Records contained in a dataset
══════
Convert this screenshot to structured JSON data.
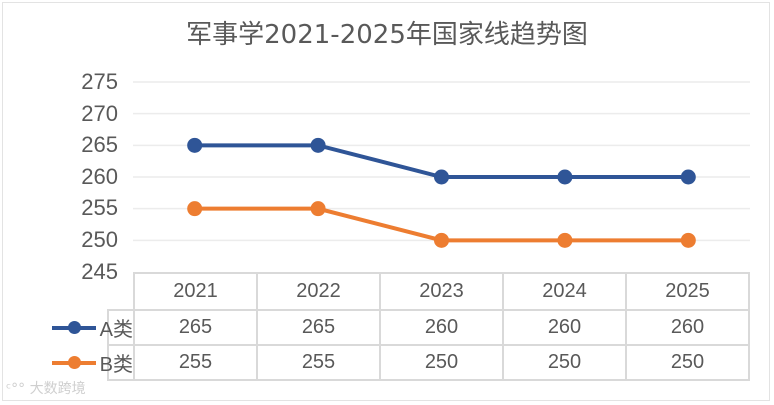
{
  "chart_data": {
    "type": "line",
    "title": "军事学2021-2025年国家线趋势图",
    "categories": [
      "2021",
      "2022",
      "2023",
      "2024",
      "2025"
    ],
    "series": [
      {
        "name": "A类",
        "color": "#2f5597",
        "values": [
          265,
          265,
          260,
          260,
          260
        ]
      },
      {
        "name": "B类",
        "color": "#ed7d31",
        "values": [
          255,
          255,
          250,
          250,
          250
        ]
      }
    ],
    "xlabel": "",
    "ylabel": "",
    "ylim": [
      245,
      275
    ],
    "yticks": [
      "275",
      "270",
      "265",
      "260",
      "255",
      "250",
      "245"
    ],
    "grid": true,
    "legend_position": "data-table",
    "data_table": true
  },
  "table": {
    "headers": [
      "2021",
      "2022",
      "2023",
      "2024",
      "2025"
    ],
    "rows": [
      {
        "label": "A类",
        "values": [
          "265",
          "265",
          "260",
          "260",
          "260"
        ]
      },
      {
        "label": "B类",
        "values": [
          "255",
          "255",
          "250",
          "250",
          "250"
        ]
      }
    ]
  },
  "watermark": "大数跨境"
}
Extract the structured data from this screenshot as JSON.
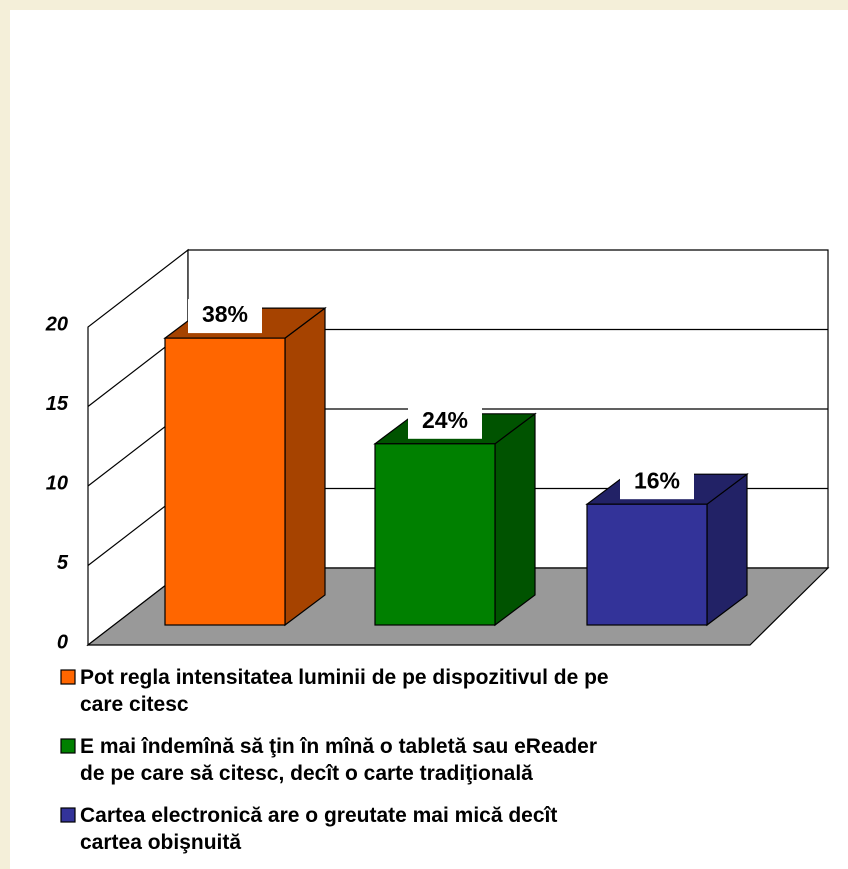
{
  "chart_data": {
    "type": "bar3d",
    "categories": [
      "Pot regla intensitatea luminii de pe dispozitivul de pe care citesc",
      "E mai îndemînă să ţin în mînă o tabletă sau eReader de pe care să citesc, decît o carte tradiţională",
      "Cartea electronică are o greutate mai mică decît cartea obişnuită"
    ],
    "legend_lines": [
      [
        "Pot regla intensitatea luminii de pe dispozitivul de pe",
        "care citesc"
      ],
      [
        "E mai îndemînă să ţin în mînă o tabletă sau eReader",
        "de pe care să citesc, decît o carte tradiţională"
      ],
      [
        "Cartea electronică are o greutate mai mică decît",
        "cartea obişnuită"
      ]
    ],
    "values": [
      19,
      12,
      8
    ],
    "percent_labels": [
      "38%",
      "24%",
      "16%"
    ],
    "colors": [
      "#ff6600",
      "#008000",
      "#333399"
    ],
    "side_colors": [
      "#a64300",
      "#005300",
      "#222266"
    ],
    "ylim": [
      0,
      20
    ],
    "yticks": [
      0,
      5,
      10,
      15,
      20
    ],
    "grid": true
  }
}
══════
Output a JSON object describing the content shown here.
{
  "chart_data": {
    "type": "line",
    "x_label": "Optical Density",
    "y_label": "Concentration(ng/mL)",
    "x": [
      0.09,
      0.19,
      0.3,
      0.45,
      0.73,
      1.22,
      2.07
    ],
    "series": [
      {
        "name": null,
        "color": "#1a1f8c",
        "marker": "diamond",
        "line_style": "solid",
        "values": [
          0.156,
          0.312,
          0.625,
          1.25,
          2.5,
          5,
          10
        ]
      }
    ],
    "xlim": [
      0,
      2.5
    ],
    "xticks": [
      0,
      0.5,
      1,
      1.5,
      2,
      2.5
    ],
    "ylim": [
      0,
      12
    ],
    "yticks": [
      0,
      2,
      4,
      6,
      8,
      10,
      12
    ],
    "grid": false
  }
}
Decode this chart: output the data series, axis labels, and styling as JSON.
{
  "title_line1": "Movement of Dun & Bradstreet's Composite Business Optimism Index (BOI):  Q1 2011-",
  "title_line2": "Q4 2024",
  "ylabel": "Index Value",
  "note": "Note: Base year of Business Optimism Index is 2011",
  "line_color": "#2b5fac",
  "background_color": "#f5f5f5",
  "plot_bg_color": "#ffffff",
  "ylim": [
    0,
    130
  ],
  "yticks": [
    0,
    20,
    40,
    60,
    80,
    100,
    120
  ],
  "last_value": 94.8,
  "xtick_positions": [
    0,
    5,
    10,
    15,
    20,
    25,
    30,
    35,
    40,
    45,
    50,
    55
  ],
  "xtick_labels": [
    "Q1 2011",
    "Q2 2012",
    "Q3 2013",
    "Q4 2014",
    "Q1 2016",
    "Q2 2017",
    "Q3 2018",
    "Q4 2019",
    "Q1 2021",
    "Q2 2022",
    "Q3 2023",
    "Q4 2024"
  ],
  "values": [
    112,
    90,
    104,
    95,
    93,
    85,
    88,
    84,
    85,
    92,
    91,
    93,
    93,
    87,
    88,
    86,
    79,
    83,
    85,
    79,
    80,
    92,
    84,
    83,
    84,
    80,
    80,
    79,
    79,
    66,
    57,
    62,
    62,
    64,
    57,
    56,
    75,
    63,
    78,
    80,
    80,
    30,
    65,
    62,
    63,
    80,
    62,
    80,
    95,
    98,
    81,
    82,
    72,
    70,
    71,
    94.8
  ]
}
══════
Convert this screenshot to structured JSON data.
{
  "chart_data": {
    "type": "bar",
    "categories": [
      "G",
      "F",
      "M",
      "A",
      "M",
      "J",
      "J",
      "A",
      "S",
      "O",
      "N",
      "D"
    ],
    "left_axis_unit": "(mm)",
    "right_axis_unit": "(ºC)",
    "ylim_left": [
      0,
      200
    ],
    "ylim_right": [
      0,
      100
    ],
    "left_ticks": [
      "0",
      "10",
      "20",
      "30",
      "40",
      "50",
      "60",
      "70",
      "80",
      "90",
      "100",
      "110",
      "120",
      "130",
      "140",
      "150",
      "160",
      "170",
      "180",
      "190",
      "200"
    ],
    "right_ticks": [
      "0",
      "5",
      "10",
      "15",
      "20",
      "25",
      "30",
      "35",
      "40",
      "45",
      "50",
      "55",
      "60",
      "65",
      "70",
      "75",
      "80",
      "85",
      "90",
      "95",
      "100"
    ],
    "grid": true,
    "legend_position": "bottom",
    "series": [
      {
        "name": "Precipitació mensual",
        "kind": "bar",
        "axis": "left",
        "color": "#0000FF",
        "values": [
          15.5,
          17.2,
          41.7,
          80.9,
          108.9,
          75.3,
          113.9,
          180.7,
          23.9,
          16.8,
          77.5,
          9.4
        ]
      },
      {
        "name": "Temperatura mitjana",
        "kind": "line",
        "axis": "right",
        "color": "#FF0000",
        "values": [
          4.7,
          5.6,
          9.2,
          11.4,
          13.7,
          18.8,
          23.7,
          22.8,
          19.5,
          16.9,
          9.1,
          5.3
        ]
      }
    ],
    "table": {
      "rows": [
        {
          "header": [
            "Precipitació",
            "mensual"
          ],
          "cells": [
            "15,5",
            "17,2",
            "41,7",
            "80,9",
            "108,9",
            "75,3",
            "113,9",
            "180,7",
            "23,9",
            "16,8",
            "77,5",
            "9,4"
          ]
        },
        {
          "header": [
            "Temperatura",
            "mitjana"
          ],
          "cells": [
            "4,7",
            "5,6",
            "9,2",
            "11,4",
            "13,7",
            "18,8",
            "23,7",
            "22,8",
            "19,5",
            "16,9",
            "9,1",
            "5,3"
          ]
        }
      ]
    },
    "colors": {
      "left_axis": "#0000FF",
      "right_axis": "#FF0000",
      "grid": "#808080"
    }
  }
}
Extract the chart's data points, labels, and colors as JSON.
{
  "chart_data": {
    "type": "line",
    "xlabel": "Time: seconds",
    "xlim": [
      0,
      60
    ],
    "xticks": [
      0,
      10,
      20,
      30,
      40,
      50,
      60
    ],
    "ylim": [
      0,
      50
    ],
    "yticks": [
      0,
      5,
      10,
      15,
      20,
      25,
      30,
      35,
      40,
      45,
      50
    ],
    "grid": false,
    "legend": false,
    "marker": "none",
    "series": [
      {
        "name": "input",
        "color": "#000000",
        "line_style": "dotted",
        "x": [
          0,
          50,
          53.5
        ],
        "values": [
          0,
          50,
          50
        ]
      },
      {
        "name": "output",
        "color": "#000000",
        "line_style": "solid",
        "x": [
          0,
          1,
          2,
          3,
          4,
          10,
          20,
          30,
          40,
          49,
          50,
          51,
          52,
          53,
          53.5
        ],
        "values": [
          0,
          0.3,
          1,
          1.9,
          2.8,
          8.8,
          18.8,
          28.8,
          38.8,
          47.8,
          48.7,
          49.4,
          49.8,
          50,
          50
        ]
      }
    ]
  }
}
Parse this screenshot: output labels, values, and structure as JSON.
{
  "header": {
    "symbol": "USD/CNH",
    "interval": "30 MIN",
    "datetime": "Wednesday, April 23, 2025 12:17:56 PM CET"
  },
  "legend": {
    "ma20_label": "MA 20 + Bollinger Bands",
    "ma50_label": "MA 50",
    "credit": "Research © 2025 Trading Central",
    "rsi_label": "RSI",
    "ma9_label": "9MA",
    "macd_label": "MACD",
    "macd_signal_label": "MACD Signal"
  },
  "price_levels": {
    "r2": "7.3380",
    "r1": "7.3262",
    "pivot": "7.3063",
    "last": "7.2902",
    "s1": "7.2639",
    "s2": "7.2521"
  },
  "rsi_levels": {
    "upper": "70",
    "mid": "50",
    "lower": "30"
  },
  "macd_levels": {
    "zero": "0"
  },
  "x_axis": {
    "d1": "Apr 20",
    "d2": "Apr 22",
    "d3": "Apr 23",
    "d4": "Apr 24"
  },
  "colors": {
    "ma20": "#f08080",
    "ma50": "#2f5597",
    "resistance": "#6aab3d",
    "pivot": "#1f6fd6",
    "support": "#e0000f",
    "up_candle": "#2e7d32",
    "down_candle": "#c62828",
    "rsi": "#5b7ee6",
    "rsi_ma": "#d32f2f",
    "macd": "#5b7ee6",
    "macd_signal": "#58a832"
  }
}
══════
(GIVEN PROBLEM) Which lines hold the word "tabletă"? Copy each of them from the records.

(TASK RESPONSE)
      "E mai îndemînă să ţin în mînă o tabletă sau eReader de pe care să citesc, decît o carte tradiţională",
        "E mai îndemînă să ţin în mînă o tabletă sau eReader",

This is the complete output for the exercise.